■ What needs to be done ■
Every line of the records below should be restated exactly.

-- Start Provided records --

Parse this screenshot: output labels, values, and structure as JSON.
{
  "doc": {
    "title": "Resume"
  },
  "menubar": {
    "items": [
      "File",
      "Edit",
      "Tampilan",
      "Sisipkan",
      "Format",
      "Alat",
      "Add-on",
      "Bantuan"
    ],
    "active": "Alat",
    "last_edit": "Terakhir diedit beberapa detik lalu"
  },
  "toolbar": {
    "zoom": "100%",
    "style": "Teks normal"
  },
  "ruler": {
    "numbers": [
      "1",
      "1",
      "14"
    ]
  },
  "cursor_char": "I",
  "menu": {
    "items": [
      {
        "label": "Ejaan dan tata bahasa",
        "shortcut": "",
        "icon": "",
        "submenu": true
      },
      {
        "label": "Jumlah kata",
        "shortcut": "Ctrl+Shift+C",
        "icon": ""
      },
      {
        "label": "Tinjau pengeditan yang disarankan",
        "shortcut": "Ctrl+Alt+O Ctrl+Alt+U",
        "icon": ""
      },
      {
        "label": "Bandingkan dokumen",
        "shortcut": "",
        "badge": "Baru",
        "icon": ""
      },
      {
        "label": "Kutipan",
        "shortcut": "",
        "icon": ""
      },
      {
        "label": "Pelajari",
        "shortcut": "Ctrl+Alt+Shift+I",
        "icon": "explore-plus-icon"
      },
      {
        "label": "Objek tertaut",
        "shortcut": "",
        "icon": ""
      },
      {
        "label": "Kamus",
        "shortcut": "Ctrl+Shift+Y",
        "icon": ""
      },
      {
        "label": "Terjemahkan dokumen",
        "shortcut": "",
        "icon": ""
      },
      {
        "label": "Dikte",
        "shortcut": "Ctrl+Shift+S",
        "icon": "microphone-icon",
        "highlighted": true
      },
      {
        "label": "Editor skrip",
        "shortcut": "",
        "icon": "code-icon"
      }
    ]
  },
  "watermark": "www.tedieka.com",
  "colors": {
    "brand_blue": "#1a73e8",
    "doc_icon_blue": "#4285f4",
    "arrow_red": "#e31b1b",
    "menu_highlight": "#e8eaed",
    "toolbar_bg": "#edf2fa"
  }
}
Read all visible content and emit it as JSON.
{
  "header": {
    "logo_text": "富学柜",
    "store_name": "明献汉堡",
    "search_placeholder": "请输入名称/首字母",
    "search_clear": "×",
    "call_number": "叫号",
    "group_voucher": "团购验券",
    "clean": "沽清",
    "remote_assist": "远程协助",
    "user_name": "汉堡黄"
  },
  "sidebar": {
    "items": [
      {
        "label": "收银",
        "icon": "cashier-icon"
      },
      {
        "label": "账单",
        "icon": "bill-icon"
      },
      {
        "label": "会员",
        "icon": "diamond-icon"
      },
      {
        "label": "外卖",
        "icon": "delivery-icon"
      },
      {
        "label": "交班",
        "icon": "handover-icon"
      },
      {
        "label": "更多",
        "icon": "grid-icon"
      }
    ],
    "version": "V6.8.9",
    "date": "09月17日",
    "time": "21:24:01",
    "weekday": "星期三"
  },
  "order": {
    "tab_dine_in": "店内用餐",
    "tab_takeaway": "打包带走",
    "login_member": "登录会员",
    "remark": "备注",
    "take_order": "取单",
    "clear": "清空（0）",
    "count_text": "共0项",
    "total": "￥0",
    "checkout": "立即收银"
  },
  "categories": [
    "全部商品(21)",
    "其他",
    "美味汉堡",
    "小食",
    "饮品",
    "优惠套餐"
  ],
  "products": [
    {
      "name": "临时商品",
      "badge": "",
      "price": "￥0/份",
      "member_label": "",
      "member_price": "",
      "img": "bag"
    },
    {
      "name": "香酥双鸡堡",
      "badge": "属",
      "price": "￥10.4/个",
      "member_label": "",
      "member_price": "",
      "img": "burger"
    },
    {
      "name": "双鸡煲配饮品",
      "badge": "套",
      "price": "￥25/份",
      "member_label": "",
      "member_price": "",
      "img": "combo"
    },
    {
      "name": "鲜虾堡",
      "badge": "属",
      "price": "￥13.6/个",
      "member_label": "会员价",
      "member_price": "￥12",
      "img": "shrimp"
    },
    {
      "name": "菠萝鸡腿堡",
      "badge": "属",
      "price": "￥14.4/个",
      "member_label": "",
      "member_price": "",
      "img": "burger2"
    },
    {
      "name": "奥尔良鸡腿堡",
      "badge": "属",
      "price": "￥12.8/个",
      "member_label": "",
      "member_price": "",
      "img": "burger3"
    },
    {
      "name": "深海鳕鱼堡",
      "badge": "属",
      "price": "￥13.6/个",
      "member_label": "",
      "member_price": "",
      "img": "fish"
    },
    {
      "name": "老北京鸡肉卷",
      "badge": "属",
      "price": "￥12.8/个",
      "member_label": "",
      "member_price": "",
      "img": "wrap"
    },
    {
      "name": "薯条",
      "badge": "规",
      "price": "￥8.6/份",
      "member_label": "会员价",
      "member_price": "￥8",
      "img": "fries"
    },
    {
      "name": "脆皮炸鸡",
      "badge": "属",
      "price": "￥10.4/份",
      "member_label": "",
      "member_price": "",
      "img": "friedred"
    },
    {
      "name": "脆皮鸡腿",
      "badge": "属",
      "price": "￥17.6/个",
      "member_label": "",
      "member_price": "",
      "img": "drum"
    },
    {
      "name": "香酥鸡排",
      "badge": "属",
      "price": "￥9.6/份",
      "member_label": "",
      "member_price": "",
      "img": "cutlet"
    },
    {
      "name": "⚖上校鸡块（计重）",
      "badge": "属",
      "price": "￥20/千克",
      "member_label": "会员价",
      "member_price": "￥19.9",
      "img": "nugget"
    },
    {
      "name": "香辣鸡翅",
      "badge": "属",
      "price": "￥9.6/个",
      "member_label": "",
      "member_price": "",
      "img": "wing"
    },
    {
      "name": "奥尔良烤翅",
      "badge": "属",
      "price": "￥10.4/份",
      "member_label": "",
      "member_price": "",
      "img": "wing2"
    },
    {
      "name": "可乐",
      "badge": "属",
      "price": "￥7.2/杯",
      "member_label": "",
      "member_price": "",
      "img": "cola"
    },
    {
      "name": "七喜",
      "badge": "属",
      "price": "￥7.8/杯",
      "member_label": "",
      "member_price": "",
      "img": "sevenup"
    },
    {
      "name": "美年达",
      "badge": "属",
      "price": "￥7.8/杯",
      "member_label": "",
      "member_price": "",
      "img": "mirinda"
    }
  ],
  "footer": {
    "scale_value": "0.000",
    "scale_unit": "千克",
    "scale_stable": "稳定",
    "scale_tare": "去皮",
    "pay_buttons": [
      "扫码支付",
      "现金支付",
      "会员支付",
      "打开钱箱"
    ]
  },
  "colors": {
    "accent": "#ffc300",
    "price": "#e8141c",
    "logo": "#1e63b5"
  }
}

-- End Provided records --

■ Output of the exercise ■
Parse this screenshot: output labels, values, and structure as JSON.
{
  "doc": {
    "title": "Resume"
  },
  "menubar": {
    "items": [
      "File",
      "Edit",
      "Tampilan",
      "Sisipkan",
      "Format",
      "Alat",
      "Add-on",
      "Bantuan"
    ],
    "active": "Alat",
    "last_edit": "Terakhir diedit beberapa detik lalu"
  },
  "toolbar": {
    "zoom": "100%",
    "style": "Teks normal"
  },
  "ruler": {
    "numbers": [
      "1",
      "1",
      "14"
    ]
  },
  "cursor_char": "I",
  "menu": {
    "items": [
      {
        "label": "Ejaan dan tata bahasa",
        "shortcut": "",
        "icon": "",
        "submenu": true
      },
      {
        "label": "Jumlah kata",
        "shortcut": "Ctrl+Shift+C",
        "icon": ""
      },
      {
        "label": "Tinjau pengeditan yang disarankan",
        "shortcut": "Ctrl+Alt+O Ctrl+Alt+U",
        "icon": ""
      },
      {
        "label": "Bandingkan dokumen",
        "shortcut": "",
        "badge": "Baru",
        "icon": ""
      },
      {
        "label": "Kutipan",
        "shortcut": "",
        "icon": ""
      },
      {
        "label": "Pelajari",
        "shortcut": "Ctrl+Alt+Shift+I",
        "icon": "explore-plus-icon"
      },
      {
        "label": "Objek tertaut",
        "shortcut": "",
        "icon": ""
      },
      {
        "label": "Kamus",
        "shortcut": "Ctrl+Shift+Y",
        "icon": ""
      },
      {
        "label": "Terjemahkan dokumen",
        "shortcut": "",
        "icon": ""
      },
      {
        "label": "Dikte",
        "shortcut": "Ctrl+Shift+S",
        "icon": "microphone-icon",
        "highlighted": true
      },
      {
        "label": "Editor skrip",
        "shortcut": "",
        "icon": "code-icon"
      }
    ]
  },
  "watermark": "www.tedieka.com",
  "colors": {
    "brand_blue": "#1a73e8",
    "doc_icon_blue": "#4285f4",
    "arrow_red": "#e31b1b",
    "menu_highlight": "#e8eaed",
    "toolbar_bg": "#edf2fa"
  }
}
Read all visible content and emit it as JSON.
{
  "header": {
    "logo_text": "富学柜",
    "store_name": "明献汉堡",
    "search_placeholder": "请输入名称/首字母",
    "search_clear": "×",
    "call_number": "叫号",
    "group_voucher": "团购验券",
    "clean": "沽清",
    "remote_assist": "远程协助",
    "user_name": "汉堡黄"
  },
  "sidebar": {
    "items": [
      {
        "label": "收银",
        "icon": "cashier-icon"
      },
      {
        "label": "账单",
        "icon": "bill-icon"
      },
      {
        "label": "会员",
        "icon": "diamond-icon"
      },
      {
        "label": "外卖",
        "icon": "delivery-icon"
      },
      {
        "label": "交班",
        "icon": "handover-icon"
      },
      {
        "label": "更多",
        "icon": "grid-icon"
      }
    ],
    "version": "V6.8.9",
    "date": "09月17日",
    "time": "21:24:01",
    "weekday": "星期三"
  },
  "order": {
    "tab_dine_in": "店内用餐",
    "tab_takeaway": "打包带走",
    "login_member": "登录会员",
    "remark": "备注",
    "take_order": "取单",
    "clear": "清空（0）",
    "count_text": "共0项",
    "total": "￥0",
    "checkout": "立即收银"
  },
  "categories": [
    "全部商品(21)",
    "其他",
    "美味汉堡",
    "小食",
    "饮品",
    "优惠套餐"
  ],
  "products": [
    {
      "name": "临时商品",
      "badge": "",
      "price": "￥0/份",
      "member_label": "",
      "member_price": "",
      "img": "bag"
    },
    {
      "name": "香酥双鸡堡",
      "badge": "属",
      "price": "￥10.4/个",
      "member_label": "",
      "member_price": "",
      "img": "burger"
    },
    {
      "name": "双鸡煲配饮品",
      "badge": "套",
      "price": "￥25/份",
      "member_label": "",
      "member_price": "",
      "img": "combo"
    },
    {
      "name": "鲜虾堡",
      "badge": "属",
      "price": "￥13.6/个",
      "member_label": "会员价",
      "member_price": "￥12",
      "img": "shrimp"
    },
    {
      "name": "菠萝鸡腿堡",
      "badge": "属",
      "price": "￥14.4/个",
      "member_label": "",
      "member_price": "",
      "img": "burger2"
    },
    {
      "name": "奥尔良鸡腿堡",
      "badge": "属",
      "price": "￥12.8/个",
      "member_label": "",
      "member_price": "",
      "img": "burger3"
    },
    {
      "name": "深海鳕鱼堡",
      "badge": "属",
      "price": "￥13.6/个",
      "member_label": "",
      "member_price": "",
      "img": "fish"
    },
    {
      "name": "老北京鸡肉卷",
      "badge": "属",
      "price": "￥12.8/个",
      "member_label": "",
      "member_price": "",
      "img": "wrap"
    },
    {
      "name": "薯条",
      "badge": "规",
      "price": "￥8.6/份",
      "member_label": "会员价",
      "member_price": "￥8",
      "img": "fries"
    },
    {
      "name": "脆皮炸鸡",
      "badge": "属",
      "price": "￥10.4/份",
      "member_label": "",
      "member_price": "",
      "img": "friedred"
    },
    {
      "name": "脆皮鸡腿",
      "badge": "属",
      "price": "￥17.6/个",
      "member_label": "",
      "member_price": "",
      "img": "drum"
    },
    {
      "name": "香酥鸡排",
      "badge": "属",
      "price": "￥9.6/份",
      "member_label": "",
      "member_price": "",
      "img": "cutlet"
    },
    {
      "name": "⚖上校鸡块（计重）",
      "badge": "属",
      "price": "￥20/千克",
      "member_label": "会员价",
      "member_price": "￥19.9",
      "img": "nugget"
    },
    {
      "name": "香辣鸡翅",
      "badge": "属",
      "price": "￥9.6/个",
      "member_label": "",
      "member_price": "",
      "img": "wing"
    },
    {
      "name": "奥尔良烤翅",
      "badge": "属",
      "price": "￥10.4/份",
      "member_label": "",
      "member_price": "",
      "img": "wing2"
    },
    {
      "name": "可乐",
      "badge": "属",
      "price": "￥7.2/杯",
      "member_label": "",
      "member_price": "",
      "img": "cola"
    },
    {
      "name": "七喜",
      "badge": "属",
      "price": "￥7.8/杯",
      "member_label": "",
      "member_price": "",
      "img": "sevenup"
    },
    {
      "name": "美年达",
      "badge": "属",
      "price": "￥7.8/杯",
      "member_label": "",
      "member_price": "",
      "img": "mirinda"
    }
  ],
  "footer": {
    "scale_value": "0.000",
    "scale_unit": "千克",
    "scale_stable": "稳定",
    "scale_tare": "去皮",
    "pay_buttons": [
      "扫码支付",
      "现金支付",
      "会员支付",
      "打开钱箱"
    ]
  },
  "colors": {
    "accent": "#ffc300",
    "price": "#e8141c",
    "logo": "#1e63b5"
  }
}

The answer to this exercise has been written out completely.